> [Exercise inputs]:
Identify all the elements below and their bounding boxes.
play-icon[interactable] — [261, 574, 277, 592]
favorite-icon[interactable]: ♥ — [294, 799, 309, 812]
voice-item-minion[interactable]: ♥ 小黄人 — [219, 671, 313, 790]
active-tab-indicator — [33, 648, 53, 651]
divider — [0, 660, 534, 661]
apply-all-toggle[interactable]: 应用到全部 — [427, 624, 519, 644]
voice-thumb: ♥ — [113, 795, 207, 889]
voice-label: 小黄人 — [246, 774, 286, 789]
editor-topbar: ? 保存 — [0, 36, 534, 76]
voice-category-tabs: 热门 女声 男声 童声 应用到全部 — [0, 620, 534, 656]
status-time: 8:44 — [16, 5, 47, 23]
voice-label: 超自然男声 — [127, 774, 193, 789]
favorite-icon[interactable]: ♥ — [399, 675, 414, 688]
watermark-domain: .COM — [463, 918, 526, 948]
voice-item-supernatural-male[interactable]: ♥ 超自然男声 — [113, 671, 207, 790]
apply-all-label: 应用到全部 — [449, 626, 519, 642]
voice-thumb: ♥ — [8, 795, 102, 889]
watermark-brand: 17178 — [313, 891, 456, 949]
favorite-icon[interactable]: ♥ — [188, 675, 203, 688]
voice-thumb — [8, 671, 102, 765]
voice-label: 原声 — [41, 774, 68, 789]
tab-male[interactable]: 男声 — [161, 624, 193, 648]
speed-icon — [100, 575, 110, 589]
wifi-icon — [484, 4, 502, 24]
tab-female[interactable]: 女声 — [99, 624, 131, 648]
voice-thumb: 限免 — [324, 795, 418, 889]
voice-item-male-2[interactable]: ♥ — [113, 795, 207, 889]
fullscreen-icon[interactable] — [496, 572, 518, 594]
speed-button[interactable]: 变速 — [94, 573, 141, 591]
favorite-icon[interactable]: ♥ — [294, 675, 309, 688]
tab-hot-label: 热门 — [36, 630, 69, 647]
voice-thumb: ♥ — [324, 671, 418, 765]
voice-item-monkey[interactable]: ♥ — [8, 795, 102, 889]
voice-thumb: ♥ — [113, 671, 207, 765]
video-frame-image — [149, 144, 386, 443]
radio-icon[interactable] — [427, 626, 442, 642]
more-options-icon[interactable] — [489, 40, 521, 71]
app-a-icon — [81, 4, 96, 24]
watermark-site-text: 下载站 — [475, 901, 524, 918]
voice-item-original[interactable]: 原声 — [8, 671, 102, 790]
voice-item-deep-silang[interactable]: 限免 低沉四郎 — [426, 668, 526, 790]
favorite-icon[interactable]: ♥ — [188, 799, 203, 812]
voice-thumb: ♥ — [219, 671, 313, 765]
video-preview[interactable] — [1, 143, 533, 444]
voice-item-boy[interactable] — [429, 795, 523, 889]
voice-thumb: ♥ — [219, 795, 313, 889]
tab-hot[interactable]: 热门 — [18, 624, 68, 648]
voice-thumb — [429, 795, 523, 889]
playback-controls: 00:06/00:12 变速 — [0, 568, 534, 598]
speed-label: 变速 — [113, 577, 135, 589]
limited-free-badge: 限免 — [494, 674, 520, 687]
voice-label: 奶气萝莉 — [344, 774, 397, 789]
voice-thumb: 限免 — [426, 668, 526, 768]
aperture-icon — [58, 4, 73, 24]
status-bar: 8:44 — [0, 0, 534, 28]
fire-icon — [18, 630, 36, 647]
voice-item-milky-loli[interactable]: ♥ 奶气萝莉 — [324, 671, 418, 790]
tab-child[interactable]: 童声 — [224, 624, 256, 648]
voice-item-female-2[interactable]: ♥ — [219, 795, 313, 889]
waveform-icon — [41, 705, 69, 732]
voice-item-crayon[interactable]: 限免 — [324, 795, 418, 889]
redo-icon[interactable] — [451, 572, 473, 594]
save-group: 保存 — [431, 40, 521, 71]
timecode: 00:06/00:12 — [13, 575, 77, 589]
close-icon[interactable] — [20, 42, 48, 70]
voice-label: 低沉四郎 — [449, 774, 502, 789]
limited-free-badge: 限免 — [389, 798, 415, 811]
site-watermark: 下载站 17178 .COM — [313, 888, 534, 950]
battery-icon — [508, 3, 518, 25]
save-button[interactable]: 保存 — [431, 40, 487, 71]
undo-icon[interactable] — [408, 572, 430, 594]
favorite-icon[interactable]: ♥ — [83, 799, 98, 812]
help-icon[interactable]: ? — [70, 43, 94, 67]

> [What you need to do]:
Could you return all of the entries above, line for line and without a single change?

> [Complete response]:
Identify all the elements below and their bounding boxes.
play-icon[interactable] — [261, 574, 277, 592]
favorite-icon[interactable]: ♥ — [294, 799, 309, 812]
voice-item-minion[interactable]: ♥ 小黄人 — [219, 671, 313, 790]
active-tab-indicator — [33, 648, 53, 651]
divider — [0, 660, 534, 661]
apply-all-toggle[interactable]: 应用到全部 — [427, 624, 519, 644]
voice-thumb: ♥ — [113, 795, 207, 889]
voice-label: 小黄人 — [246, 774, 286, 789]
editor-topbar: ? 保存 — [0, 36, 534, 76]
voice-category-tabs: 热门 女声 男声 童声 应用到全部 — [0, 620, 534, 656]
status-time: 8:44 — [16, 5, 47, 23]
voice-label: 超自然男声 — [127, 774, 193, 789]
favorite-icon[interactable]: ♥ — [399, 675, 414, 688]
watermark-domain: .COM — [463, 918, 526, 948]
voice-item-supernatural-male[interactable]: ♥ 超自然男声 — [113, 671, 207, 790]
apply-all-label: 应用到全部 — [449, 626, 519, 642]
voice-thumb: ♥ — [8, 795, 102, 889]
watermark-brand: 17178 — [313, 891, 456, 949]
favorite-icon[interactable]: ♥ — [188, 675, 203, 688]
voice-thumb — [8, 671, 102, 765]
voice-label: 原声 — [41, 774, 68, 789]
tab-male[interactable]: 男声 — [161, 624, 193, 648]
speed-icon — [100, 575, 110, 589]
wifi-icon — [484, 4, 502, 24]
tab-female[interactable]: 女声 — [99, 624, 131, 648]
voice-thumb: 限免 — [324, 795, 418, 889]
voice-item-male-2[interactable]: ♥ — [113, 795, 207, 889]
fullscreen-icon[interactable] — [496, 572, 518, 594]
speed-button[interactable]: 变速 — [94, 573, 141, 591]
favorite-icon[interactable]: ♥ — [294, 675, 309, 688]
tab-hot-label: 热门 — [36, 630, 69, 647]
voice-thumb: ♥ — [324, 671, 418, 765]
voice-item-monkey[interactable]: ♥ — [8, 795, 102, 889]
voice-thumb: ♥ — [113, 671, 207, 765]
video-frame-image — [149, 144, 386, 443]
radio-icon[interactable] — [427, 626, 442, 642]
more-options-icon[interactable] — [489, 40, 521, 71]
app-a-icon — [81, 4, 96, 24]
watermark-site-text: 下载站 — [475, 901, 524, 918]
voice-item-original[interactable]: 原声 — [8, 671, 102, 790]
voice-item-deep-silang[interactable]: 限免 低沉四郎 — [426, 668, 526, 790]
favorite-icon[interactable]: ♥ — [188, 799, 203, 812]
voice-thumb: ♥ — [219, 671, 313, 765]
video-preview[interactable] — [1, 143, 533, 444]
voice-item-boy[interactable] — [429, 795, 523, 889]
voice-thumb: ♥ — [219, 795, 313, 889]
tab-hot[interactable]: 热门 — [18, 624, 68, 648]
voice-thumb — [429, 795, 523, 889]
playback-controls: 00:06/00:12 变速 — [0, 568, 534, 598]
speed-label: 变速 — [113, 577, 135, 589]
limited-free-badge: 限免 — [494, 674, 520, 687]
voice-label: 奶气萝莉 — [344, 774, 397, 789]
voice-thumb: 限免 — [426, 668, 526, 768]
aperture-icon — [58, 4, 73, 24]
status-bar: 8:44 — [0, 0, 534, 28]
fire-icon — [18, 630, 36, 647]
voice-item-milky-loli[interactable]: ♥ 奶气萝莉 — [324, 671, 418, 790]
tab-child[interactable]: 童声 — [224, 624, 256, 648]
voice-item-female-2[interactable]: ♥ — [219, 795, 313, 889]
waveform-icon — [41, 705, 69, 732]
voice-item-crayon[interactable]: 限免 — [324, 795, 418, 889]
redo-icon[interactable] — [451, 572, 473, 594]
save-group: 保存 — [431, 40, 521, 71]
timecode: 00:06/00:12 — [13, 575, 77, 589]
close-icon[interactable] — [20, 42, 48, 70]
voice-label: 低沉四郎 — [449, 774, 502, 789]
limited-free-badge: 限免 — [389, 798, 415, 811]
site-watermark: 下载站 17178 .COM — [313, 888, 534, 950]
battery-icon — [508, 3, 518, 25]
save-button[interactable]: 保存 — [431, 40, 487, 71]
undo-icon[interactable] — [408, 572, 430, 594]
favorite-icon[interactable]: ♥ — [83, 799, 98, 812]
help-icon[interactable]: ? — [70, 43, 94, 67]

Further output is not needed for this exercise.